**TASK INSTRUCTIONS**. Repeat the records word for word, excluding any picture.
- - - -
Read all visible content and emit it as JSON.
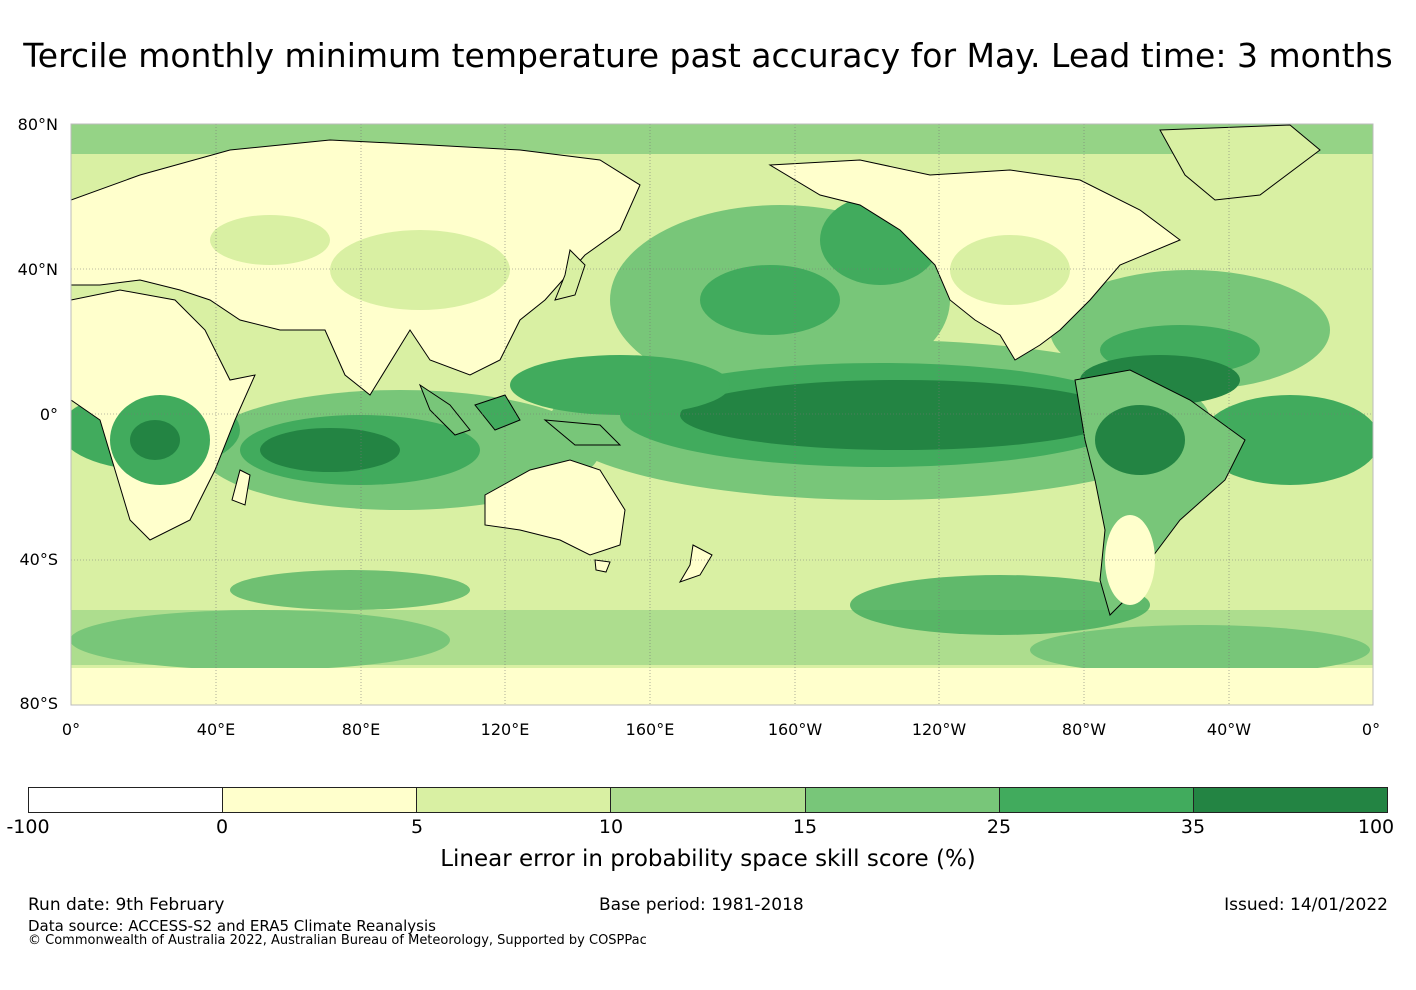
{
  "title": "Tercile monthly minimum temperature past accuracy for May. Lead time: 3 months",
  "map": {
    "lat_labels": [
      "80°N",
      "40°N",
      "0°",
      "40°S",
      "80°S"
    ],
    "lon_labels": [
      "0°",
      "40°E",
      "80°E",
      "120°E",
      "160°E",
      "160°W",
      "120°W",
      "80°W",
      "40°W",
      "0°"
    ],
    "colors": {
      "ocean_neutral": "#d9f0a3",
      "band_high": "#238443",
      "band_mid": "#41ab5d",
      "band_low": "#78c679",
      "land_low": "#ffffcc",
      "coast": "#000000"
    }
  },
  "colorbar": {
    "ticks": [
      "-100",
      "0",
      "5",
      "10",
      "15",
      "25",
      "35",
      "100"
    ],
    "colors": [
      "#ffffff",
      "#ffffcc",
      "#d9f0a3",
      "#addd8e",
      "#78c679",
      "#41ab5d",
      "#238443"
    ],
    "label": "Linear error in probability space skill score (%)"
  },
  "footer": {
    "run_date": "Run date: 9th February",
    "base_period": "Base period: 1981-2018",
    "issued": "Issued: 14/01/2022",
    "data_source": "Data source: ACCESS-S2 and ERA5 Climate Reanalysis",
    "copyright": "© Commonwealth of Australia 2022, Australian Bureau of Meteorology, Supported by COSPPac"
  }
}
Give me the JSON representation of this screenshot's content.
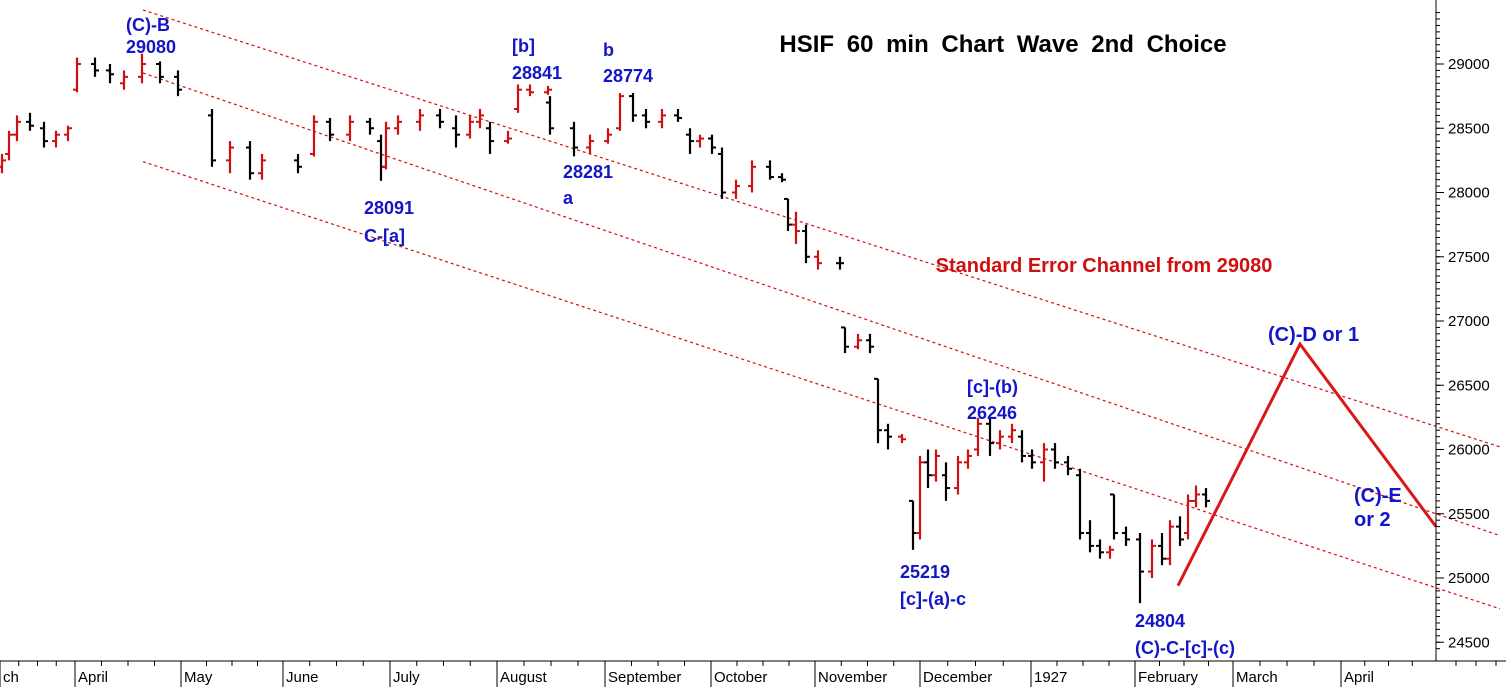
- - - -
**SOLUTION TO THE EXERCISE**.
Read all visible content and emit it as JSON.
{
  "title": "Tercile monthly minimum temperature past accuracy for May. Lead time: 3 months",
  "map": {
    "lat_labels": [
      "80°N",
      "40°N",
      "0°",
      "40°S",
      "80°S"
    ],
    "lon_labels": [
      "0°",
      "40°E",
      "80°E",
      "120°E",
      "160°E",
      "160°W",
      "120°W",
      "80°W",
      "40°W",
      "0°"
    ],
    "colors": {
      "ocean_neutral": "#d9f0a3",
      "band_high": "#238443",
      "band_mid": "#41ab5d",
      "band_low": "#78c679",
      "land_low": "#ffffcc",
      "coast": "#000000"
    }
  },
  "colorbar": {
    "ticks": [
      "-100",
      "0",
      "5",
      "10",
      "15",
      "25",
      "35",
      "100"
    ],
    "colors": [
      "#ffffff",
      "#ffffcc",
      "#d9f0a3",
      "#addd8e",
      "#78c679",
      "#41ab5d",
      "#238443"
    ],
    "label": "Linear error in probability space skill score (%)"
  },
  "footer": {
    "run_date": "Run date: 9th February",
    "base_period": "Base period: 1981-2018",
    "issued": "Issued: 14/01/2022",
    "data_source": "Data source: ACCESS-S2 and ERA5 Climate Reanalysis",
    "copyright": "© Commonwealth of Australia 2022, Australian Bureau of Meteorology, Supported by COSPPac"
  }
}
Give me the JSON representation of this screenshot's content.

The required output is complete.